**Stated problem**
Extract each line of the material that follows exactly and omit its pictures.
[START Material to process]
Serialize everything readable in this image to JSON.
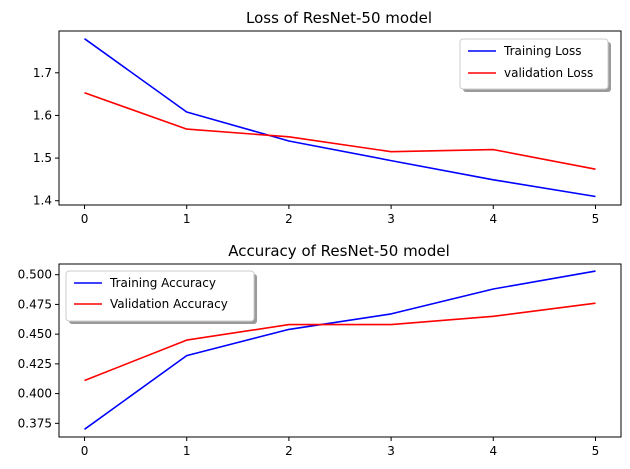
{
  "chart_data": [
    {
      "type": "line",
      "title": "Loss of ResNet-50 model",
      "x": [
        0,
        1,
        2,
        3,
        4,
        5
      ],
      "xticks": [
        "0",
        "1",
        "2",
        "3",
        "4",
        "5"
      ],
      "xlim": [
        -0.25,
        5.25
      ],
      "ylim": [
        1.39,
        1.798
      ],
      "yticks": [
        "1.4",
        "1.5",
        "1.6",
        "1.7"
      ],
      "ytick_values": [
        1.4,
        1.5,
        1.6,
        1.7
      ],
      "grid": false,
      "legend_position": "top-right",
      "series": [
        {
          "name": "Training Loss",
          "color": "#0000ff",
          "values": [
            1.78,
            1.608,
            1.54,
            1.494,
            1.449,
            1.41
          ]
        },
        {
          "name": "validation Loss",
          "color": "#ff0000",
          "values": [
            1.653,
            1.568,
            1.55,
            1.515,
            1.52,
            1.474
          ]
        }
      ]
    },
    {
      "type": "line",
      "title": "Accuracy of ResNet-50 model",
      "x": [
        0,
        1,
        2,
        3,
        4,
        5
      ],
      "xticks": [
        "0",
        "1",
        "2",
        "3",
        "4",
        "5"
      ],
      "xlim": [
        -0.25,
        5.25
      ],
      "ylim": [
        0.3635,
        0.509
      ],
      "yticks": [
        "0.375",
        "0.400",
        "0.425",
        "0.450",
        "0.475",
        "0.500"
      ],
      "ytick_values": [
        0.375,
        0.4,
        0.425,
        0.45,
        0.475,
        0.5
      ],
      "grid": false,
      "legend_position": "top-left",
      "series": [
        {
          "name": "Training Accuracy",
          "color": "#0000ff",
          "values": [
            0.37,
            0.432,
            0.454,
            0.467,
            0.488,
            0.503
          ]
        },
        {
          "name": "Validation Accuracy",
          "color": "#ff0000",
          "values": [
            0.411,
            0.445,
            0.458,
            0.458,
            0.465,
            0.476
          ]
        }
      ]
    }
  ]
}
[END Material to process]
**Exercise result**
Serialize everything readable in this image to JSON.
{
  "chart_data": [
    {
      "type": "line",
      "title": "Loss of ResNet-50 model",
      "x": [
        0,
        1,
        2,
        3,
        4,
        5
      ],
      "xticks": [
        "0",
        "1",
        "2",
        "3",
        "4",
        "5"
      ],
      "xlim": [
        -0.25,
        5.25
      ],
      "ylim": [
        1.39,
        1.798
      ],
      "yticks": [
        "1.4",
        "1.5",
        "1.6",
        "1.7"
      ],
      "ytick_values": [
        1.4,
        1.5,
        1.6,
        1.7
      ],
      "grid": false,
      "legend_position": "top-right",
      "series": [
        {
          "name": "Training Loss",
          "color": "#0000ff",
          "values": [
            1.78,
            1.608,
            1.54,
            1.494,
            1.449,
            1.41
          ]
        },
        {
          "name": "validation Loss",
          "color": "#ff0000",
          "values": [
            1.653,
            1.568,
            1.55,
            1.515,
            1.52,
            1.474
          ]
        }
      ]
    },
    {
      "type": "line",
      "title": "Accuracy of ResNet-50 model",
      "x": [
        0,
        1,
        2,
        3,
        4,
        5
      ],
      "xticks": [
        "0",
        "1",
        "2",
        "3",
        "4",
        "5"
      ],
      "xlim": [
        -0.25,
        5.25
      ],
      "ylim": [
        0.3635,
        0.509
      ],
      "yticks": [
        "0.375",
        "0.400",
        "0.425",
        "0.450",
        "0.475",
        "0.500"
      ],
      "ytick_values": [
        0.375,
        0.4,
        0.425,
        0.45,
        0.475,
        0.5
      ],
      "grid": false,
      "legend_position": "top-left",
      "series": [
        {
          "name": "Training Accuracy",
          "color": "#0000ff",
          "values": [
            0.37,
            0.432,
            0.454,
            0.467,
            0.488,
            0.503
          ]
        },
        {
          "name": "Validation Accuracy",
          "color": "#ff0000",
          "values": [
            0.411,
            0.445,
            0.458,
            0.458,
            0.465,
            0.476
          ]
        }
      ]
    }
  ]
}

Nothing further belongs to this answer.